→ **Written exercise**: Report, word for word, every line of the material that contains "Carbonnel".
^^^^^^^^
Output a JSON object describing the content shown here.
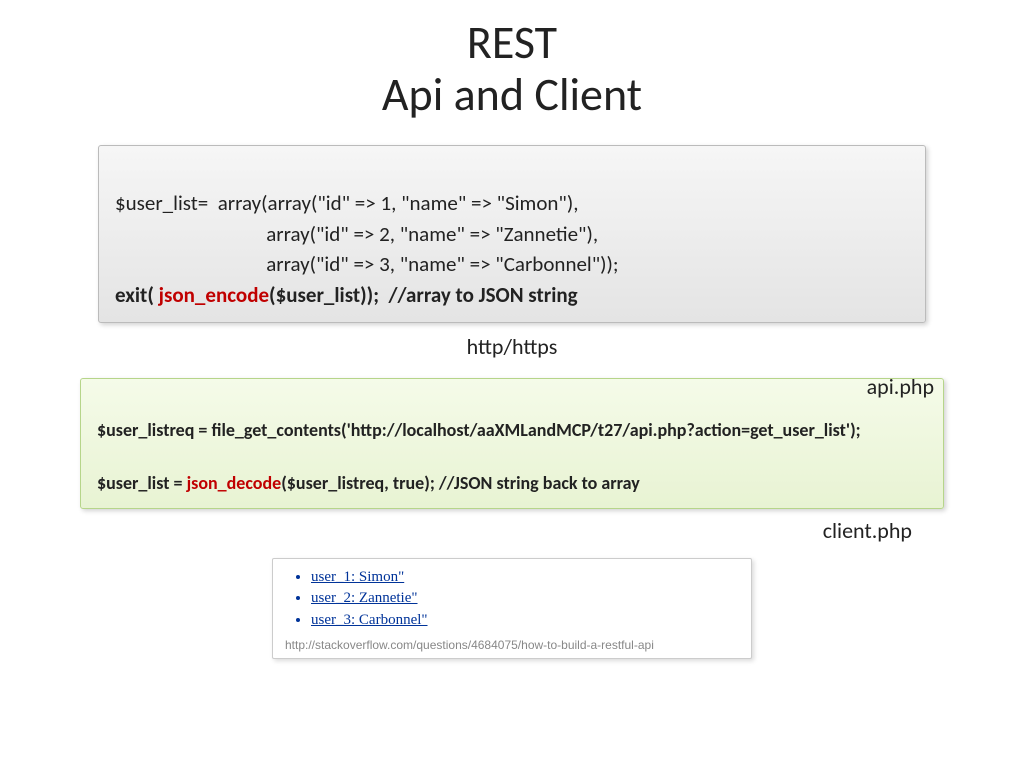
{
  "title_line1": "REST",
  "title_line2": "Api and Client",
  "code1": {
    "p1": "$user_list=  array(array(\"id\" => 1, \"name\" => \"Simon\"),",
    "p2": "array(\"id\" => 2, \"name\" => \"Zannetie\"),",
    "p3": "array(\"id\" => 3, \"name\" => \"Carbonnel\"));",
    "exit_pre": "exit(",
    "json_enc": " json_encode",
    "exit_post": "($user_list));  //array to JSON string"
  },
  "labels": {
    "http": "http/https",
    "api": "api.php",
    "client": "client.php"
  },
  "code2": {
    "l1": "$user_listreq = file_get_contents('http://localhost/aaXMLandMCP/t27/api.php?action=get_user_list');",
    "l2a": "$user_list = ",
    "l2b": "json_decode",
    "l2c": "($user_listreq, true); //JSON string back to array"
  },
  "result": {
    "items": [
      "user_1: Simon\"",
      "user_2: Zannetie\"",
      "user_3: Carbonnel\""
    ],
    "source": "http://stackoverflow.com/questions/4684075/how-to-build-a-restful-api"
  }
}
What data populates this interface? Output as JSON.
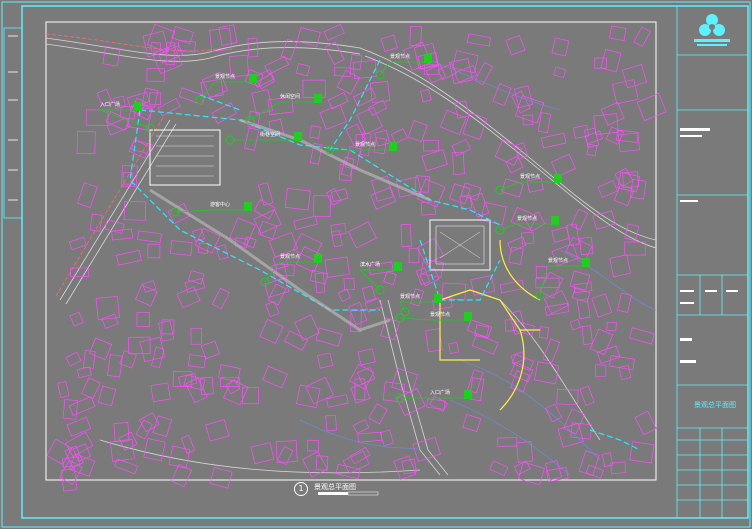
{
  "drawing": {
    "caption_number": "1",
    "caption_text": "景观总平面图",
    "sheet_title": "景观总平面图"
  },
  "callouts": [
    {
      "label": "入口广场"
    },
    {
      "label": "景观节点"
    },
    {
      "label": "休闲空间"
    },
    {
      "label": "景观节点"
    },
    {
      "label": "街巷空间"
    },
    {
      "label": "景观节点"
    },
    {
      "label": "游客中心"
    },
    {
      "label": "景观节点"
    },
    {
      "label": "滨水广场"
    },
    {
      "label": "景观节点"
    },
    {
      "label": "景观节点"
    },
    {
      "label": "景观节点"
    },
    {
      "label": "景观节点"
    },
    {
      "label": "入口广场"
    },
    {
      "label": "景观节点"
    }
  ],
  "colors": {
    "background": "#7a7a7a",
    "frame": "#5df0ff",
    "buildings": "#ff4dff",
    "roads": "#c8c8c8",
    "accent_path": "#2ee6ff",
    "callout": "#22cc22",
    "plaza": "#ffee44"
  }
}
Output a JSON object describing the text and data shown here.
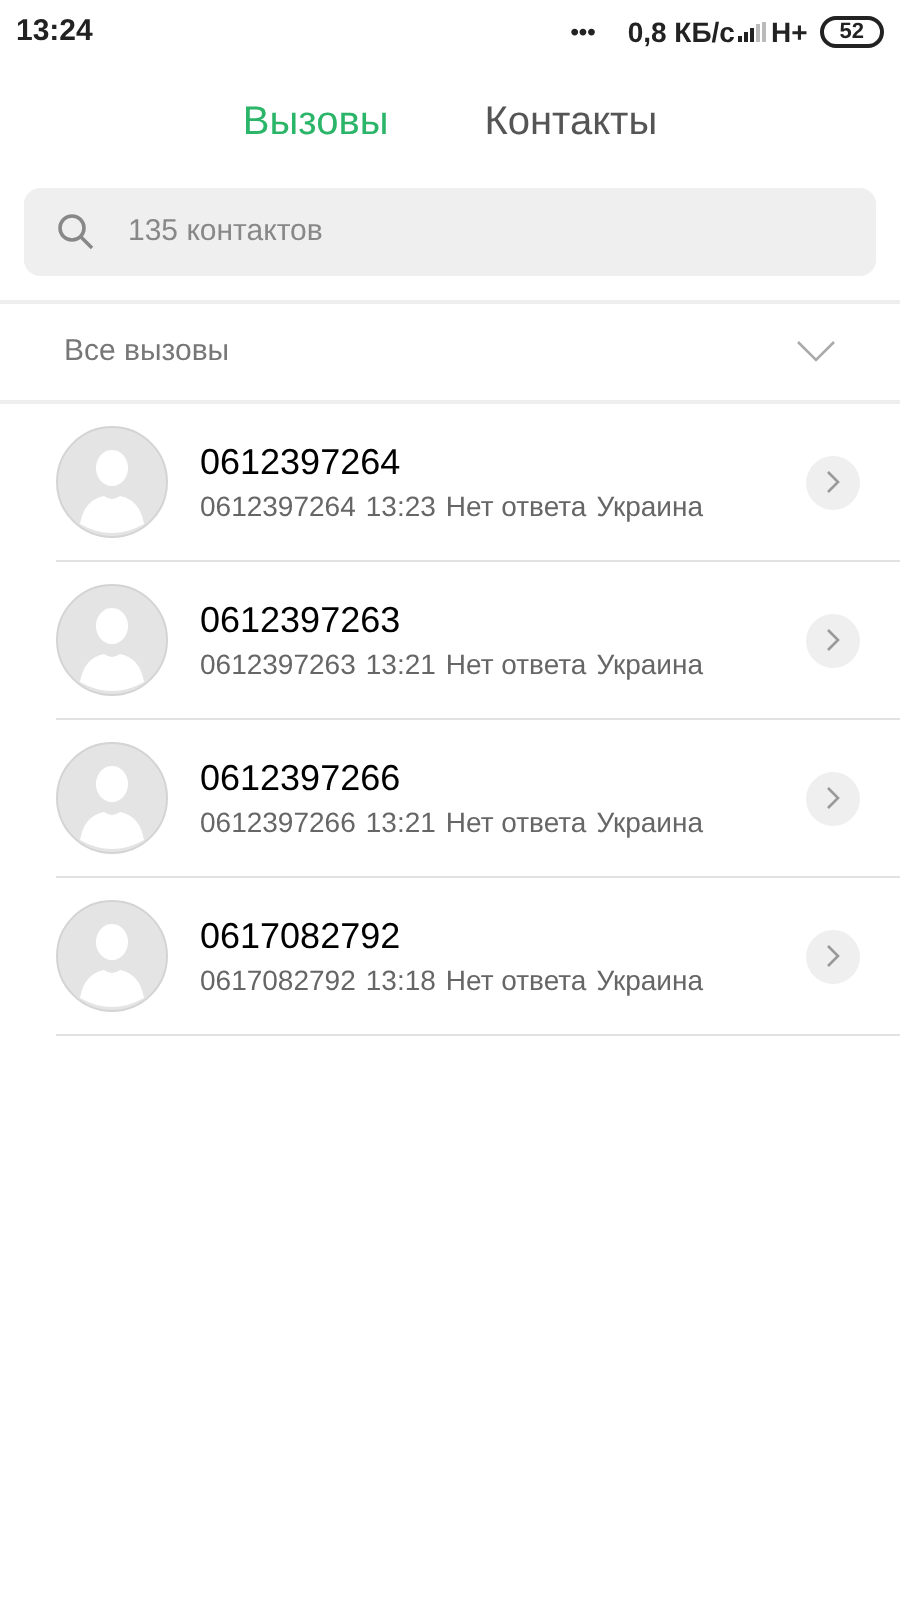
{
  "status_bar": {
    "time": "13:24",
    "dots": "•••",
    "speed": "0,8 КБ/с",
    "network": "H+",
    "battery": "52"
  },
  "tabs": [
    {
      "label": "Вызовы",
      "selected": true
    },
    {
      "label": "Контакты",
      "selected": false
    }
  ],
  "search": {
    "placeholder": "135 контактов"
  },
  "filter": {
    "label": "Все вызовы"
  },
  "calls": [
    {
      "name": "0612397264",
      "number": "0612397264",
      "time": "13:23",
      "status": "Нет ответа",
      "location": "Украина"
    },
    {
      "name": "0612397263",
      "number": "0612397263",
      "time": "13:21",
      "status": "Нет ответа",
      "location": "Украина"
    },
    {
      "name": "0612397266",
      "number": "0612397266",
      "time": "13:21",
      "status": "Нет ответа",
      "location": "Украина"
    },
    {
      "name": "0617082792",
      "number": "0617082792",
      "time": "13:18",
      "status": "Нет ответа",
      "location": "Украина"
    }
  ]
}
^^^^^^^^
→ **Written solution**:
    "p3": "array(\"id\" => 3, \"name\" => \"Carbonnel\"));",
      "user_3: Carbonnel\""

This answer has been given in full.